Entries taken from a collection:
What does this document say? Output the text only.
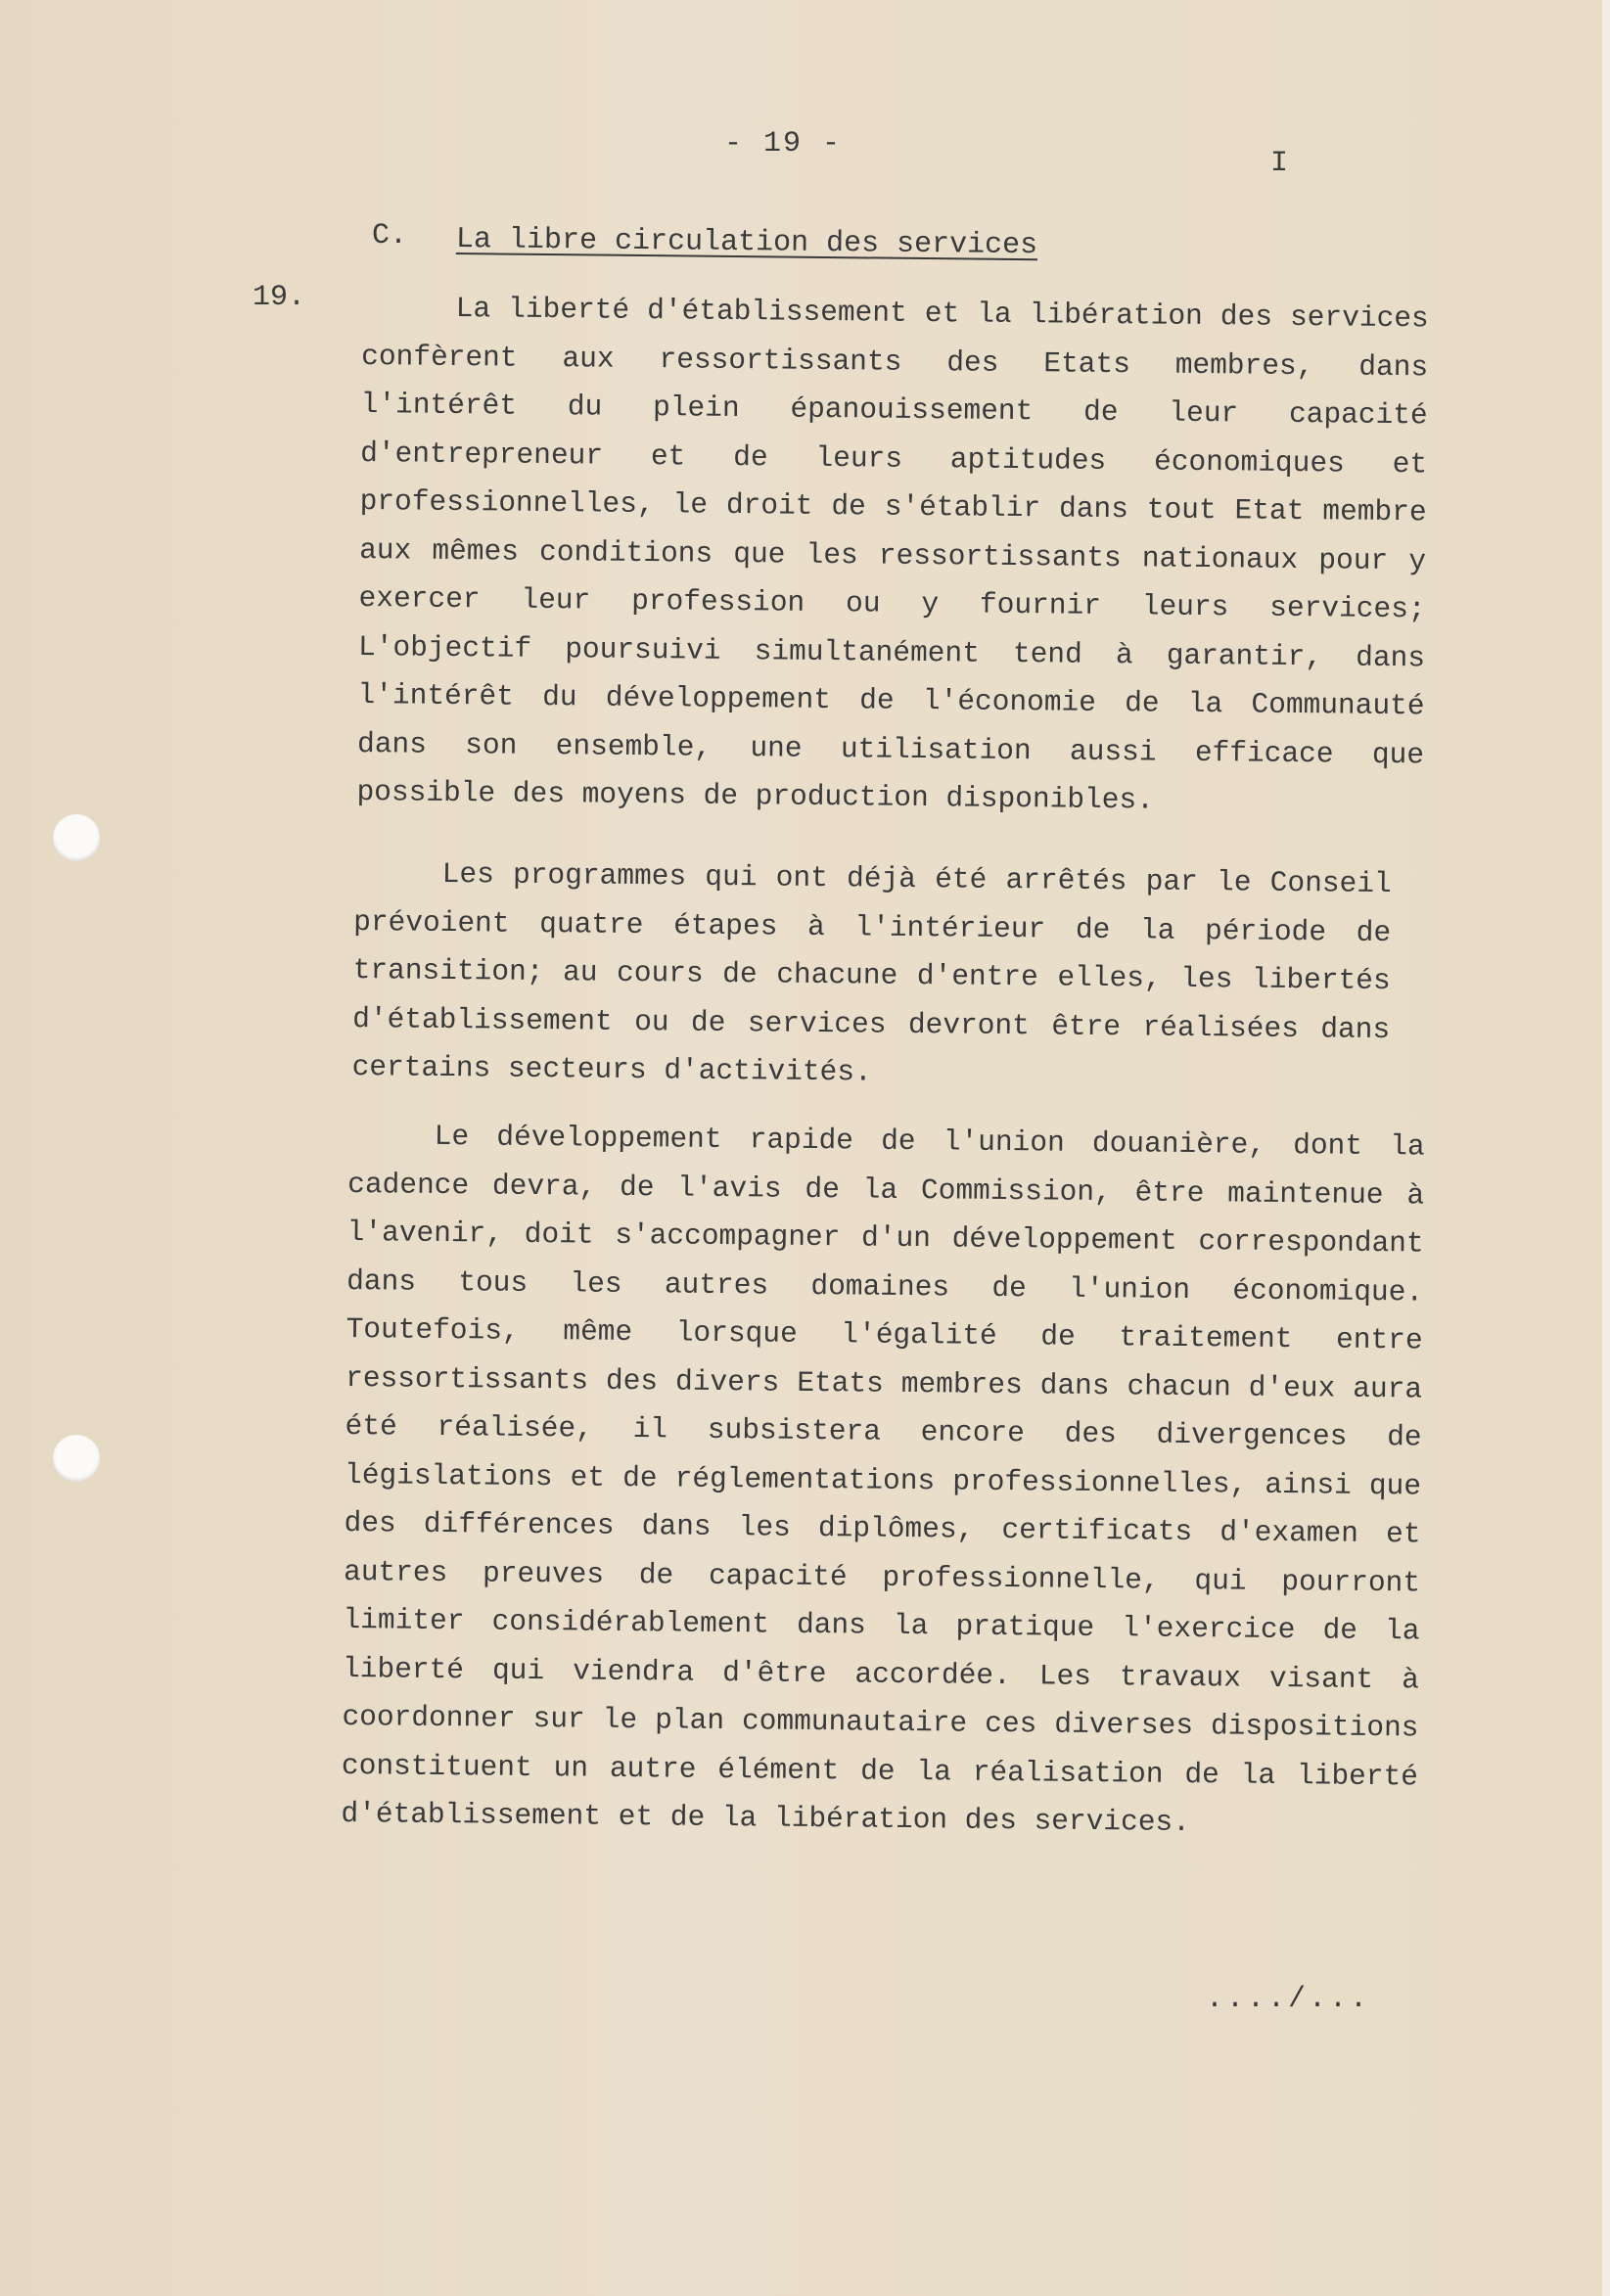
- 19 -
I
C. La libre circulation des services
19.	La liberté d'établissement et la libération des services confèrent aux ressortissants des Etats membres, dans l'intérêt du plein épanouissement de leur capacité d'entrepreneur et de leurs aptitudes économiques et professionnelles, le droit de s'établir dans tout Etat membre aux mêmes conditions que les ressortissants nationaux pour y exercer leur profession ou y fournir leurs services; L'objectif poursuivi simultanément tend à garantir, dans l'intérêt du développement de l'économie de la Communauté dans son ensemble, une utilisation aussi efficace que possible des moyens de production disponibles.
Les programmes qui ont déjà été arrêtés par le Conseil prévoient quatre étapes à l'intérieur de la période de transition; au cours de chacune d'entre elles, les libertés d'établissement ou de services devront être réalisées dans certains secteurs d'activités.
Le développement rapide de l'union douanière, dont la cadence devra, de l'avis de la Commission, être maintenue à l'avenir, doit s'accompagner d'un développement correspondant dans tous les autres domaines de l'union économique. Toutefois, même lorsque l'égalité de traitement entre ressortissants des divers Etats membres dans chacun d'eux aura été réalisée, il subsistera encore des divergences de législations et de réglementations professionnelles, ainsi que des différences dans les diplômes, certificats d'examen et autres preuves de capacité professionnelle, qui pourront limiter considérablement dans la pratique l'exercice de la liberté qui viendra d'être accordée. Les travaux visant à coordonner sur le plan communautaire ces diverses dispositions constituent un autre élément de la réalisation de la liberté d'établissement et de la libération des services.
..../...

▸ Short problem
Copy each line above where the string "membres" occurs.

▸ Result of this exercise
19.	La liberté d'établissement et la libération des services confèrent aux ressortissants des Etats membres, dans l'intérêt du plein épanouissement de leur capacité d'entrepreneur et de leurs aptitudes économiques et professionnelles, le droit de s'établir dans tout Etat membre aux mêmes conditions que les ressortissants nationaux pour y exercer leur profession ou y fournir leurs services; L'objectif poursuivi simultanément tend à garantir, dans l'intérêt du développement de l'économie de la Communauté dans son ensemble, une utilisation aussi efficace que possible des moyens de production disponibles.
Le développement rapide de l'union douanière, dont la cadence devra, de l'avis de la Commission, être maintenue à l'avenir, doit s'accompagner d'un développement correspondant dans tous les autres domaines de l'union économique. Toutefois, même lorsque l'égalité de traitement entre ressortissants des divers Etats membres dans chacun d'eux aura été réalisée, il subsistera encore des divergences de législations et de réglementations professionnelles, ainsi que des différences dans les diplômes, certificats d'examen et autres preuves de capacité professionnelle, qui pourront limiter considérablement dans la pratique l'exercice de la liberté qui viendra d'être accordée. Les travaux visant à coordonner sur le plan communautaire ces diverses dispositions constituent un autre élément de la réalisation de la liberté d'établissement et de la libération des services.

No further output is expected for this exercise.